[Passage cité]

Mme Anne Emery-Torracinta, conseillère d'Etat. Je suis d'accord au moins sur un point avec M. Romain à propos du rapport sur cette motion: à la lecture de cette réponse que je n'ai bien évidemment ni cautionnée ni rédigée, on s'aperçoit que dans la première partie on y dit tout le mal qu'on pense du contenu de la motion et que l'on répond d'une autre manière dans la deuxième. Je vous le concède.

Cela dit, je crois qu'il faut répéter une chose importante: on est quand même lié, en l'occurrence, par le droit fédéral et par l'ordonnance fédérale sur la maturité. Monsieur Romain, vous nous dites: «Nous pouvons le faire», mais jusqu'à preuve du contraire je n'ai pas l'assurance que ce soit le cas. Vous avez donné un exemple très concret, celui de l'allemand. On peut le regretter en effet, et à la limite je suis de celles qui auraient plutôt tendance à le regretter; mais enfin, le choix existe entre l'allemand et l'italien, et l'on ne peut pas empêcher ce choix-là.

[/Passage cité]
[Lignes extraites]

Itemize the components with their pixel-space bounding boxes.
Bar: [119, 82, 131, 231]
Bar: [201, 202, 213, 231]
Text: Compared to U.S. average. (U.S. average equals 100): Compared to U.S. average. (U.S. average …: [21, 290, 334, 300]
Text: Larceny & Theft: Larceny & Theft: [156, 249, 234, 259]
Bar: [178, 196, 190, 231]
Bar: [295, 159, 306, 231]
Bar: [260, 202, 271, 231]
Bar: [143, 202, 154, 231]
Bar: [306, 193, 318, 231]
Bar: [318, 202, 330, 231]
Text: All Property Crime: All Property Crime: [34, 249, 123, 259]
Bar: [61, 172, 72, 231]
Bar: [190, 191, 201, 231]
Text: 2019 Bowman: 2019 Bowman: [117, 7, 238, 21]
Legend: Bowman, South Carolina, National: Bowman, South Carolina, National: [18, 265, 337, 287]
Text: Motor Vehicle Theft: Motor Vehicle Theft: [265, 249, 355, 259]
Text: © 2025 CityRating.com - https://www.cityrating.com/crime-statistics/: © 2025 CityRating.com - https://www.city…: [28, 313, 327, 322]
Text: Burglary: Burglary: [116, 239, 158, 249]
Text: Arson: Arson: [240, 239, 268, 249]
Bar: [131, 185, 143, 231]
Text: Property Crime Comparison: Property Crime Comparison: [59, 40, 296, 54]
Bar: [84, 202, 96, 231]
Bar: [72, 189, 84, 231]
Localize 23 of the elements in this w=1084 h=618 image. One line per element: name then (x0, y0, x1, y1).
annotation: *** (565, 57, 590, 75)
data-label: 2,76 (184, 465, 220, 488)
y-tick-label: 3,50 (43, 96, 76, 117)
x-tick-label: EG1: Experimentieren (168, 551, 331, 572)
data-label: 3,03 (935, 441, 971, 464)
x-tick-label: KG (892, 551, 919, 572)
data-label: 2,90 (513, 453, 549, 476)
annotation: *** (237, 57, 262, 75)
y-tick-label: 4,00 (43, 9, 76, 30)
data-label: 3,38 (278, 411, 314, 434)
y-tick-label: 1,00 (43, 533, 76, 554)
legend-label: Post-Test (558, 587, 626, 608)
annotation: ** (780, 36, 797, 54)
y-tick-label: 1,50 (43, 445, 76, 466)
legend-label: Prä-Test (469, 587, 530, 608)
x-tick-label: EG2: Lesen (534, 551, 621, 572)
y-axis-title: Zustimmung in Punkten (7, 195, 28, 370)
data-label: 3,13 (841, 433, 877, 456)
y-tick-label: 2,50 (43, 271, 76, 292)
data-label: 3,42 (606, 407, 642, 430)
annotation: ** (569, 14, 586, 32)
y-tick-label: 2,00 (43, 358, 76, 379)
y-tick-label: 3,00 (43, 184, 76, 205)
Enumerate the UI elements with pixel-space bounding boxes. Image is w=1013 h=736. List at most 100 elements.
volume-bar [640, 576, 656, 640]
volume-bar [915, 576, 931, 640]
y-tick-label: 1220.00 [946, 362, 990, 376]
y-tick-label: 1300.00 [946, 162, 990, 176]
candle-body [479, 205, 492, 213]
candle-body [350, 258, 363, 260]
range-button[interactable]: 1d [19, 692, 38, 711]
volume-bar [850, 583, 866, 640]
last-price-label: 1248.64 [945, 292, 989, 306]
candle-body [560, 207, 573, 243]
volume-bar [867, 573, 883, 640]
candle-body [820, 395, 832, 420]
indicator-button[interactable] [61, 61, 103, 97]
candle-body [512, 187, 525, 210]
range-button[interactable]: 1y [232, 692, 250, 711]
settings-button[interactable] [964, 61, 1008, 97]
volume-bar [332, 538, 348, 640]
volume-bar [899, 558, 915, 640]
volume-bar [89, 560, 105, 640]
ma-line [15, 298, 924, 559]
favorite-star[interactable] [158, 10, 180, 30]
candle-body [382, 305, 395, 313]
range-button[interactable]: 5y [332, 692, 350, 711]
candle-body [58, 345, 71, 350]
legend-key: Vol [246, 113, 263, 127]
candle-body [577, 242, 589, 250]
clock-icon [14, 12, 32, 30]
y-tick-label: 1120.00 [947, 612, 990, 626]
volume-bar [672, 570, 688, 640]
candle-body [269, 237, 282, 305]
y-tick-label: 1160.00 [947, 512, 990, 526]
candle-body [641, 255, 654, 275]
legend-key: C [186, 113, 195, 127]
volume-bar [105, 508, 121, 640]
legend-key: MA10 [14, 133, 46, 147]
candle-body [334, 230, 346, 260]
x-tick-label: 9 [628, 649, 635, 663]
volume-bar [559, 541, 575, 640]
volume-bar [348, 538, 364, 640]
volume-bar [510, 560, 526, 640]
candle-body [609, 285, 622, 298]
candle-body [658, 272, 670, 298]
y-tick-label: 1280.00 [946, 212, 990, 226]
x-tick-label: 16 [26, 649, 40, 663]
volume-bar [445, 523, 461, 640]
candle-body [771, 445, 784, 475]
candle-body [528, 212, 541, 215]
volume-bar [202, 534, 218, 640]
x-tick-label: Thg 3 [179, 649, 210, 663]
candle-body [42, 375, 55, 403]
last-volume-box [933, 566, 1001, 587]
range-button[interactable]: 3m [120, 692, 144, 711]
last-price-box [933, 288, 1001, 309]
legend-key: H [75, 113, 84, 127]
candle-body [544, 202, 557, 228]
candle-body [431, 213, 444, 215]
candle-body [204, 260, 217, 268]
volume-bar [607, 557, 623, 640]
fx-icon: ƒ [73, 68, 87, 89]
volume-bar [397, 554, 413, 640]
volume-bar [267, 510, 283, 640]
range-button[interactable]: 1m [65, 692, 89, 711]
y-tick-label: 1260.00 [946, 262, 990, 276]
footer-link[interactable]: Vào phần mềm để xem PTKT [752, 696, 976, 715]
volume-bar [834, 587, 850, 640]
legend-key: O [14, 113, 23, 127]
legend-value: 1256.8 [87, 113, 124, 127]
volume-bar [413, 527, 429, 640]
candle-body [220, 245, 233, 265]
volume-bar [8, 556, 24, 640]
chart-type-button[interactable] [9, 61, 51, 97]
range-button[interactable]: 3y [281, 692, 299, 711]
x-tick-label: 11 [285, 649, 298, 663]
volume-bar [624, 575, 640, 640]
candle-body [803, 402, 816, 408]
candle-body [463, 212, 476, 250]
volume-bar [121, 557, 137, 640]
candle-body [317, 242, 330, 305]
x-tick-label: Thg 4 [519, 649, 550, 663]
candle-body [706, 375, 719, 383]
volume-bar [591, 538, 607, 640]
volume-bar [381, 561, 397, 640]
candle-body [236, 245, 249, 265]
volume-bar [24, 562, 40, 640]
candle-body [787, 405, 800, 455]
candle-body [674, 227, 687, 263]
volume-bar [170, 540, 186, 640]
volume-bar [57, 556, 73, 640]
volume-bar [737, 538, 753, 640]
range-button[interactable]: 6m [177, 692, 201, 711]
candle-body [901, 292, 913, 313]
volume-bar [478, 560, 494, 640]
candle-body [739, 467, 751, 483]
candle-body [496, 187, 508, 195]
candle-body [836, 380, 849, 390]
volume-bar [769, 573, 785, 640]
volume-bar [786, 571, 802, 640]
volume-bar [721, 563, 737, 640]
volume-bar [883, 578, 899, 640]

[/Lignes extraites]

Consigne
Rédigez la suite de l'intervention sur la motion et la maturité, en reprenant juste après sa dernière phrase.

Résultat de l'exercice
Quant à votre argument que les élèves qui font de l'économie et du droit doivent faire de l'allemand sous prétexte que la jurisprudence est surtout en allemand, j'y répondrai ainsi, Monsieur Romain: les études gymnasiales ne sont pas des études professionnelles qui destinent à une voie particulière. Au contraire, ce qui fait la force de ces études, c'est d'ouvrir l'esprit. Pour ma part, j'invite toujours les jeunes à faire justement des choix qui ne soient pas liés à ce qu'ils voudront étudier à l'université. En effet, je trouve beaucoup plus intéressant de choisir les sciences après des études gymnasiales humanistes ou l'inverse, et de savoir s'ouvrir l'esprit. Par pitié, ne nous liez donc pas les mains en nous disant qu'il faut à tout prix faire de l'allemand !

La vraie question qui se pose, Monsieur Romain - mais j'en avais déjà parlé avec vous - est de savoir au fond pourquoi vous voulez changer les choses: si vous vous interrogez sur les taux d'échec, sur l'accessibilité des jeunes au collège, par exemple, alors mettez clairement cette question sur la table, nous nous y attaquerons autrement, mais n'y allons pas par le biais de la grille horaire du collège.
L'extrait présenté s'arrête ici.